[Extracted data entries]
"""

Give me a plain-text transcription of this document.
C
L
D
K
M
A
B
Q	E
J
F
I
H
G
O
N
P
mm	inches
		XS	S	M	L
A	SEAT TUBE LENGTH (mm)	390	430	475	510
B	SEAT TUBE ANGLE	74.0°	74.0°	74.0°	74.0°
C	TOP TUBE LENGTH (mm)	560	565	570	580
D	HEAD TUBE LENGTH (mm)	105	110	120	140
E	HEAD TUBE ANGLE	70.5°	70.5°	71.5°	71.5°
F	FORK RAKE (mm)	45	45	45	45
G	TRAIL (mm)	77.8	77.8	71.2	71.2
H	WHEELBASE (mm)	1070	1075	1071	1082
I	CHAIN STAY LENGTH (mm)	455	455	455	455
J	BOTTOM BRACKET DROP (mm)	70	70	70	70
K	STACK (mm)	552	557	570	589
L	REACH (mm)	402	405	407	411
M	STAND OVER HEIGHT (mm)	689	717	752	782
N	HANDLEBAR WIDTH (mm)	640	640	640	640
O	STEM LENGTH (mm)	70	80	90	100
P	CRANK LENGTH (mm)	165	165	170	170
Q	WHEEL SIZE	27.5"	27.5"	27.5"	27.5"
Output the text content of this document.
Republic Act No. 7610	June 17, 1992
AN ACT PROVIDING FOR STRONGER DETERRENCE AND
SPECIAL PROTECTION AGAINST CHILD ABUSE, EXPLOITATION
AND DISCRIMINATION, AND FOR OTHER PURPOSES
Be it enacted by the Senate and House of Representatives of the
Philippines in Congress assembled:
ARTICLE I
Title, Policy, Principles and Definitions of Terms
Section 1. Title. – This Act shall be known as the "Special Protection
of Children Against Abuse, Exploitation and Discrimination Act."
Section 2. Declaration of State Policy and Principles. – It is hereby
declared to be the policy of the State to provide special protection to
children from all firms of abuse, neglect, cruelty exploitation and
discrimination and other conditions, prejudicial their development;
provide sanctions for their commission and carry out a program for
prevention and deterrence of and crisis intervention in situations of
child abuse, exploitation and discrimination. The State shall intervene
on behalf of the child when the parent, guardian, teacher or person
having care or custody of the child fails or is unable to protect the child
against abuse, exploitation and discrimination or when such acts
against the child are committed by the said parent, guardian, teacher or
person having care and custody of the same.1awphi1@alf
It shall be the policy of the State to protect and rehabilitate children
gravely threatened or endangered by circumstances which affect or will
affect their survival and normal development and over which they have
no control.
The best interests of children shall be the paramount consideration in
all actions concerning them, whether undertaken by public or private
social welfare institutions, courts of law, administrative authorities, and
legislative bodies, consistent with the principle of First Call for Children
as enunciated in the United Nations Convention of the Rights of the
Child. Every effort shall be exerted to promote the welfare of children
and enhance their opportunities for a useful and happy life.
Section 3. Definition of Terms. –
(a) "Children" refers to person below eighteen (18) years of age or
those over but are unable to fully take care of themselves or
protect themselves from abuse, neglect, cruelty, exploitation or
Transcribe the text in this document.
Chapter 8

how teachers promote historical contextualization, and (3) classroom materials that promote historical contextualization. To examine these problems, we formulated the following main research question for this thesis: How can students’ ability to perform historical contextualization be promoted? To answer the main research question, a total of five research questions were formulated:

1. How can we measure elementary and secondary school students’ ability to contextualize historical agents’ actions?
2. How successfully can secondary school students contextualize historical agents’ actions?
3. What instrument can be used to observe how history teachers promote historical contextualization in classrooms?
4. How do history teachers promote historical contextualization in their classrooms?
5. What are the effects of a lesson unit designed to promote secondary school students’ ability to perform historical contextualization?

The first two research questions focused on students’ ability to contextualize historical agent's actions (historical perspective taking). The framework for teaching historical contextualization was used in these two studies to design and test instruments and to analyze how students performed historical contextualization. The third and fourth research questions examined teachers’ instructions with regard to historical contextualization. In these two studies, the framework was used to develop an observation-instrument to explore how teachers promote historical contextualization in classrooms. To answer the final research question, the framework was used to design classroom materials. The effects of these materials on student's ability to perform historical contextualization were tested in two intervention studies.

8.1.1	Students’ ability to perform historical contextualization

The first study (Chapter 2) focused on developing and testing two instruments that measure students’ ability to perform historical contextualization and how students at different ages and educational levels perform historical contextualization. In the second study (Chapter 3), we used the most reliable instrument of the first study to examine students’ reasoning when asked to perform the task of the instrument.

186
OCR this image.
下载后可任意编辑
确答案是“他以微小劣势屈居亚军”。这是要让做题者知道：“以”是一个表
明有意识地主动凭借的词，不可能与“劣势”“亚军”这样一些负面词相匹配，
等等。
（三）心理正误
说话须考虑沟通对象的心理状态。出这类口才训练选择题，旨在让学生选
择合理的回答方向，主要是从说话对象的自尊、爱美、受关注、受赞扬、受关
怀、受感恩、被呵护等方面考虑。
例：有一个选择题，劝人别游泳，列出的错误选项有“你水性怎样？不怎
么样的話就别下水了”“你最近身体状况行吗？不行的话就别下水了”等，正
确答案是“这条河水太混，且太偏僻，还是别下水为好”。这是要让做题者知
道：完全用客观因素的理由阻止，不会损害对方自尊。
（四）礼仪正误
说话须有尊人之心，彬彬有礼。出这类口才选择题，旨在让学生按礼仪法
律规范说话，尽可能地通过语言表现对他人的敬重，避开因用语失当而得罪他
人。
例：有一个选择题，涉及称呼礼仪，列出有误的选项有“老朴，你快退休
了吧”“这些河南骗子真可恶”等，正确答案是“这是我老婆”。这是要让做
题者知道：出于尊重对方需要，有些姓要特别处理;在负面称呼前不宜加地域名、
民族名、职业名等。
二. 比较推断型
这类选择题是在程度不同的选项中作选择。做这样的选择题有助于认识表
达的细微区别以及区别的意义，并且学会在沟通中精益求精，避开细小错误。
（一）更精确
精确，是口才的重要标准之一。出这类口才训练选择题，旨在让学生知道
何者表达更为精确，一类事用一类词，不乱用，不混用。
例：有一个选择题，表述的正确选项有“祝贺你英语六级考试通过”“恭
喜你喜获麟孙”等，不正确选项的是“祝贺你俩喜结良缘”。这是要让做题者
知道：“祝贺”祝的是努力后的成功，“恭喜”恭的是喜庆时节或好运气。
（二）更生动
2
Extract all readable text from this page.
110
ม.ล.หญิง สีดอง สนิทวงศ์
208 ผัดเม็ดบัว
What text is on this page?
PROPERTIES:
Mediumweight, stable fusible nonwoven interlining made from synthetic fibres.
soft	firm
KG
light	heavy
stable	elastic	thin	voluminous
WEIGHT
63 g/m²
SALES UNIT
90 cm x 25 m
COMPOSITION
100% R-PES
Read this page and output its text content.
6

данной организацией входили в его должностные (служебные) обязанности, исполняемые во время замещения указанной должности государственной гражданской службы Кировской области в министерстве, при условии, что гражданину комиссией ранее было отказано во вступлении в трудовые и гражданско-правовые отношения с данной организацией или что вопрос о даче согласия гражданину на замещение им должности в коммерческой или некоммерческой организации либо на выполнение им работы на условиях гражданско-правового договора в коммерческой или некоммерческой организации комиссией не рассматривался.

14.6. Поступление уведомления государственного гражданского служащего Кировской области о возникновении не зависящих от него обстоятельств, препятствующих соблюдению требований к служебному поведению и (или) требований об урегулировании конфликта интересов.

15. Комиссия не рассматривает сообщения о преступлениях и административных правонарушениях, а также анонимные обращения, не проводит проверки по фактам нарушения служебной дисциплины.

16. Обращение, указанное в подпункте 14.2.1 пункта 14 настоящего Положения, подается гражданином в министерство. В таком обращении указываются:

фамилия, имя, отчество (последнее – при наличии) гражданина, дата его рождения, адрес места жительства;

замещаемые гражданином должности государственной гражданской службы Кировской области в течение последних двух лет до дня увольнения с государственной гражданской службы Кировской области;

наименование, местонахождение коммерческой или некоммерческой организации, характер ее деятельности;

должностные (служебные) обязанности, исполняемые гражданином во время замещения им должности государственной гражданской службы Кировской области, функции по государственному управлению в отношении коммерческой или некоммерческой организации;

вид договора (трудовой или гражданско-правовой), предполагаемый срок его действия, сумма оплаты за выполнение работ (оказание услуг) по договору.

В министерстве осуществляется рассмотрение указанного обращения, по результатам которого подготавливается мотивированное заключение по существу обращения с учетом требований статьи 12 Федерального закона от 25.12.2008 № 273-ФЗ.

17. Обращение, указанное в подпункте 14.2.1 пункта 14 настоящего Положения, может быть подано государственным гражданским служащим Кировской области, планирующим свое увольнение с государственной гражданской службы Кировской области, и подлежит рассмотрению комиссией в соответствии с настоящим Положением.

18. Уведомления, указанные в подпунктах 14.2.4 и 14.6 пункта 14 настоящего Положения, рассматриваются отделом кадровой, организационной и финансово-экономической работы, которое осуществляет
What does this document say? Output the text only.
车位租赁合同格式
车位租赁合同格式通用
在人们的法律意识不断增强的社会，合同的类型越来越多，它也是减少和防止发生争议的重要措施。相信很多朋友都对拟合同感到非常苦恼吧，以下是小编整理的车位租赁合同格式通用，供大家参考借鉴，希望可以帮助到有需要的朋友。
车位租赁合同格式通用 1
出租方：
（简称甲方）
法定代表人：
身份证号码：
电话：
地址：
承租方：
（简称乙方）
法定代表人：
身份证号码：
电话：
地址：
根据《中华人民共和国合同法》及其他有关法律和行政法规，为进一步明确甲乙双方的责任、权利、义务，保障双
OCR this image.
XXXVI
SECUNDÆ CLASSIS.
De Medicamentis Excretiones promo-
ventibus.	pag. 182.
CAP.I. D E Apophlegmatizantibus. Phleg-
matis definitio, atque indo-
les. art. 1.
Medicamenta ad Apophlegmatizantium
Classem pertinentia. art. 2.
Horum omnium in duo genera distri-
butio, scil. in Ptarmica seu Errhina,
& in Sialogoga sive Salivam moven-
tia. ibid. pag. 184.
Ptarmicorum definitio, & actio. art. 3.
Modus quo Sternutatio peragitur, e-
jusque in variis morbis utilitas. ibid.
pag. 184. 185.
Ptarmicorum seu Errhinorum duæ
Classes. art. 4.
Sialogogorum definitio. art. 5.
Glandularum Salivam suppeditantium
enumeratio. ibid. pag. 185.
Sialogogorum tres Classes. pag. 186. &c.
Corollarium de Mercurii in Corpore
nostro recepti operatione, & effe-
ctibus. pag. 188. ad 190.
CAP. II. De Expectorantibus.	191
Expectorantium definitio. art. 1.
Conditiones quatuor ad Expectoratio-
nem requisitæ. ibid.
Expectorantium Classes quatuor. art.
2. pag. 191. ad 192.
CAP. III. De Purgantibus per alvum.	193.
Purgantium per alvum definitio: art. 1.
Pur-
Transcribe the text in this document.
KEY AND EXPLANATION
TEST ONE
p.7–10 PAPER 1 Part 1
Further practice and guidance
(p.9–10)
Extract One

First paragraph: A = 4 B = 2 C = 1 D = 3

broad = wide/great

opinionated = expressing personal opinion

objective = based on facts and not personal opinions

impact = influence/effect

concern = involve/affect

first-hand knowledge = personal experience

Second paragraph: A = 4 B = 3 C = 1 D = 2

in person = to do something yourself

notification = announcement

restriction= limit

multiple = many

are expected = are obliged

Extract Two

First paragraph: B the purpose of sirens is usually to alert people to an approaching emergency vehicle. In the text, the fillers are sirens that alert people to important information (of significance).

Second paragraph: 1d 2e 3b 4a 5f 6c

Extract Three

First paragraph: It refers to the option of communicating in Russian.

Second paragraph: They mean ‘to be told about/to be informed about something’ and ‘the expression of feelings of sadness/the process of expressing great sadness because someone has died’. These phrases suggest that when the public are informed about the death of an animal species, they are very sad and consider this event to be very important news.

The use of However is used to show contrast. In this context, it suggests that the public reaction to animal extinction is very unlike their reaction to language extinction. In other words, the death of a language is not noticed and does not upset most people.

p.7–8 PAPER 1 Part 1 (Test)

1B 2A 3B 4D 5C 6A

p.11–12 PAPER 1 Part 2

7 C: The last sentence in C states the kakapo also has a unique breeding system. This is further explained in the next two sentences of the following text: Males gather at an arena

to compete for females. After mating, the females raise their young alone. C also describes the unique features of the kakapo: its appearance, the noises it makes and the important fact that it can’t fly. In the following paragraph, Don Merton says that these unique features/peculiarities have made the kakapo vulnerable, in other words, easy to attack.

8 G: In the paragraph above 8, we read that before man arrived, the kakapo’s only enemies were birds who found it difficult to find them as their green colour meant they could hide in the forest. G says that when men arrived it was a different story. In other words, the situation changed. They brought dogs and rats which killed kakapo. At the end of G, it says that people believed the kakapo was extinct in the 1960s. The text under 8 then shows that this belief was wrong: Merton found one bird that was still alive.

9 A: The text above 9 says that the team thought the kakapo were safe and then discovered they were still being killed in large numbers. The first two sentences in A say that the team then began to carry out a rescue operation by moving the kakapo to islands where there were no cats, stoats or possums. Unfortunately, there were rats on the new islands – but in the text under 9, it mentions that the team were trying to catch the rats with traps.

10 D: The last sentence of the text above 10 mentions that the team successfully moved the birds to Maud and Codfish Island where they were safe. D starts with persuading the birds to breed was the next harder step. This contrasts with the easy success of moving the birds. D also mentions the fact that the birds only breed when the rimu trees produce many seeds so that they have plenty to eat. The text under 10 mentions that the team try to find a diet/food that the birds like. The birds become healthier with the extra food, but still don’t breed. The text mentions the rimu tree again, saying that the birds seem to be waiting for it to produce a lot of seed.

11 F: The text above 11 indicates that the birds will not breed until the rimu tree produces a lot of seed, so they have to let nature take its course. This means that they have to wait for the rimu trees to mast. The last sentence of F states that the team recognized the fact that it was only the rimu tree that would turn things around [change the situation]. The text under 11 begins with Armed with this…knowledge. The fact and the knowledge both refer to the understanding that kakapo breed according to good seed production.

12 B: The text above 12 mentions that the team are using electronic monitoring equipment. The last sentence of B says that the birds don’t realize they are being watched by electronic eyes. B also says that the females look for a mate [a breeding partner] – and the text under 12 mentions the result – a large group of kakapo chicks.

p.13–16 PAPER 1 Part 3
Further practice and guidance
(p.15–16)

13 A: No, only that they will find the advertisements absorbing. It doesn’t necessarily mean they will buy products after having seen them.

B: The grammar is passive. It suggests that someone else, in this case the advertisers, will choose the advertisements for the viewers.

"""

Pull every line containing the word "content" out of the entries above.

Output the text content of this document.
Read this page and output its text content.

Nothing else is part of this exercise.